## Begin Data provided
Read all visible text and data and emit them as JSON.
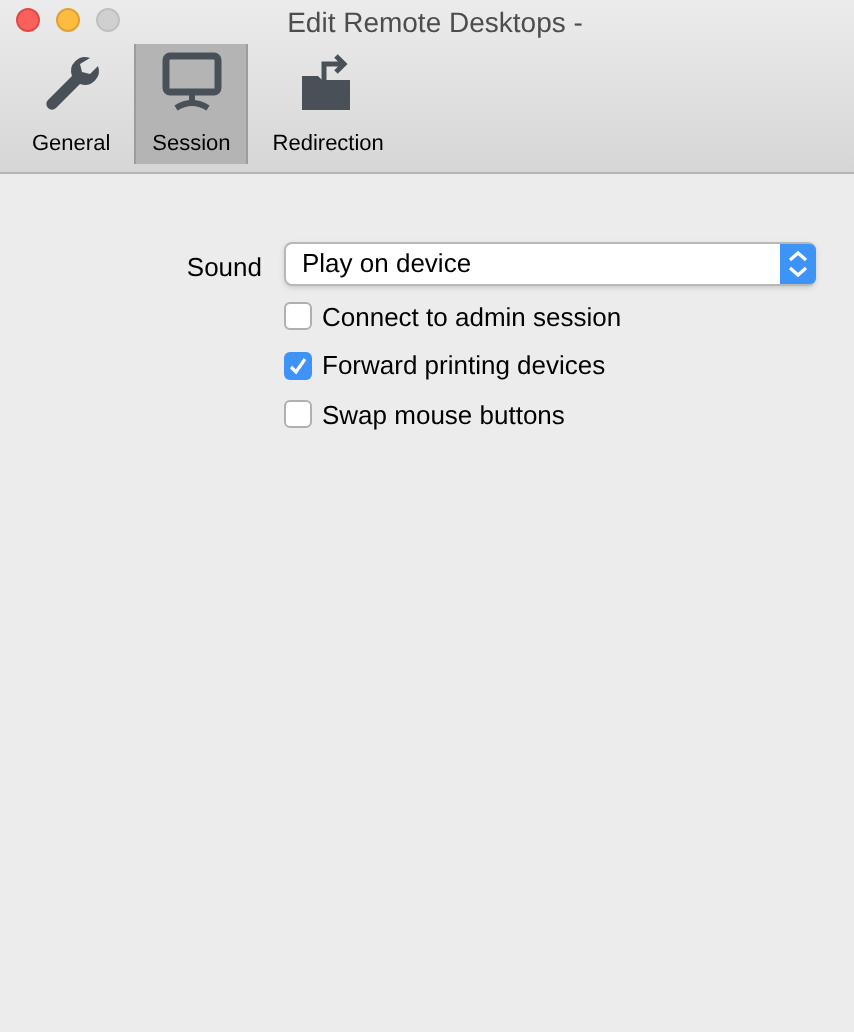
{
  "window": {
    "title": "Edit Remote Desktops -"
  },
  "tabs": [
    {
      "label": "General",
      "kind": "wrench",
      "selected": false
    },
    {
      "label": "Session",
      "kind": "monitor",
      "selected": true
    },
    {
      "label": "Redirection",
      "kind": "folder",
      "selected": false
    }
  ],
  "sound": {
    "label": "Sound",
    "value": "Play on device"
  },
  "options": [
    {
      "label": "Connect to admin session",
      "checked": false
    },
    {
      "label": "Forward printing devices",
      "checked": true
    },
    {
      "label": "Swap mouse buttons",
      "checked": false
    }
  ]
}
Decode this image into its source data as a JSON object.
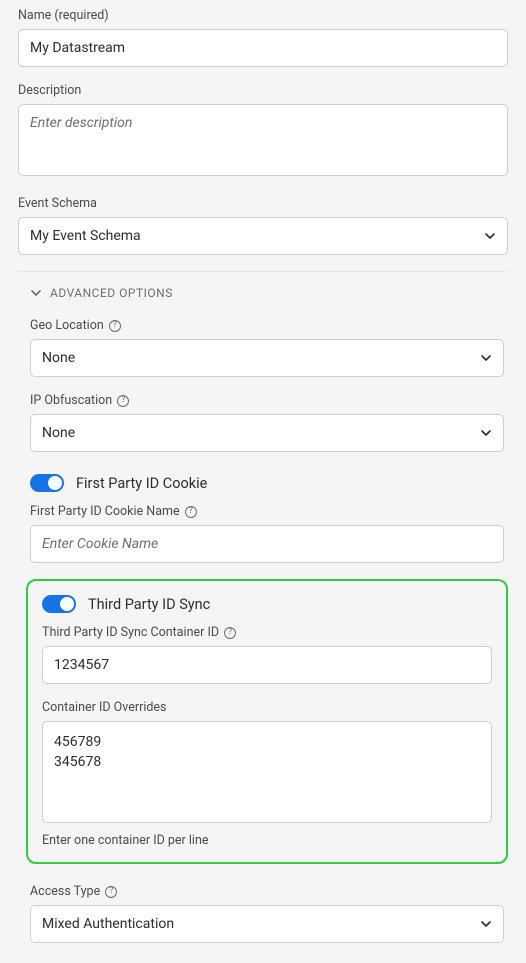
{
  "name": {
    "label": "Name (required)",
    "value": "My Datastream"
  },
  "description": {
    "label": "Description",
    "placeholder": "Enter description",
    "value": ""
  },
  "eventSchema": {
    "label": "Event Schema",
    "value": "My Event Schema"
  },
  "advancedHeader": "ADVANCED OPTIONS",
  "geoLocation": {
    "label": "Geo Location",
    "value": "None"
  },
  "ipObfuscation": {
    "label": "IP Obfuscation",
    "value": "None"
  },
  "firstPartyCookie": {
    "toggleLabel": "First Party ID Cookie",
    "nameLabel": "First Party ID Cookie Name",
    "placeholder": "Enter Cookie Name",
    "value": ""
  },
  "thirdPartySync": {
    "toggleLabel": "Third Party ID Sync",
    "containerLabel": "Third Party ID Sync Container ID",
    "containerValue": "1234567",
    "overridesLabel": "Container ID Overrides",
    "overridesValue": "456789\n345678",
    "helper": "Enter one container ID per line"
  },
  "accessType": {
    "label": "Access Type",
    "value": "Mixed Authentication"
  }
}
## End Data provided
Task description:
Take the entries shown above and quote them verbatim, passing over the pictures.

Worked answer:
Read all visible text and data and emit them as JSON.
{
  "window": {
    "title": "Edit Remote Desktops -"
  },
  "tabs": [
    {
      "label": "General",
      "kind": "wrench",
      "selected": false
    },
    {
      "label": "Session",
      "kind": "monitor",
      "selected": true
    },
    {
      "label": "Redirection",
      "kind": "folder",
      "selected": false
    }
  ],
  "sound": {
    "label": "Sound",
    "value": "Play on device"
  },
  "options": [
    {
      "label": "Connect to admin session",
      "checked": false
    },
    {
      "label": "Forward printing devices",
      "checked": true
    },
    {
      "label": "Swap mouse buttons",
      "checked": false
    }
  ]
}
Decode this image into its source data as a JSON object.
{
  "name": {
    "label": "Name (required)",
    "value": "My Datastream"
  },
  "description": {
    "label": "Description",
    "placeholder": "Enter description",
    "value": ""
  },
  "eventSchema": {
    "label": "Event Schema",
    "value": "My Event Schema"
  },
  "advancedHeader": "ADVANCED OPTIONS",
  "geoLocation": {
    "label": "Geo Location",
    "value": "None"
  },
  "ipObfuscation": {
    "label": "IP Obfuscation",
    "value": "None"
  },
  "firstPartyCookie": {
    "toggleLabel": "First Party ID Cookie",
    "nameLabel": "First Party ID Cookie Name",
    "placeholder": "Enter Cookie Name",
    "value": ""
  },
  "thirdPartySync": {
    "toggleLabel": "Third Party ID Sync",
    "containerLabel": "Third Party ID Sync Container ID",
    "containerValue": "1234567",
    "overridesLabel": "Container ID Overrides",
    "overridesValue": "456789\n345678",
    "helper": "Enter one container ID per line"
  },
  "accessType": {
    "label": "Access Type",
    "value": "Mixed Authentication"
  }
}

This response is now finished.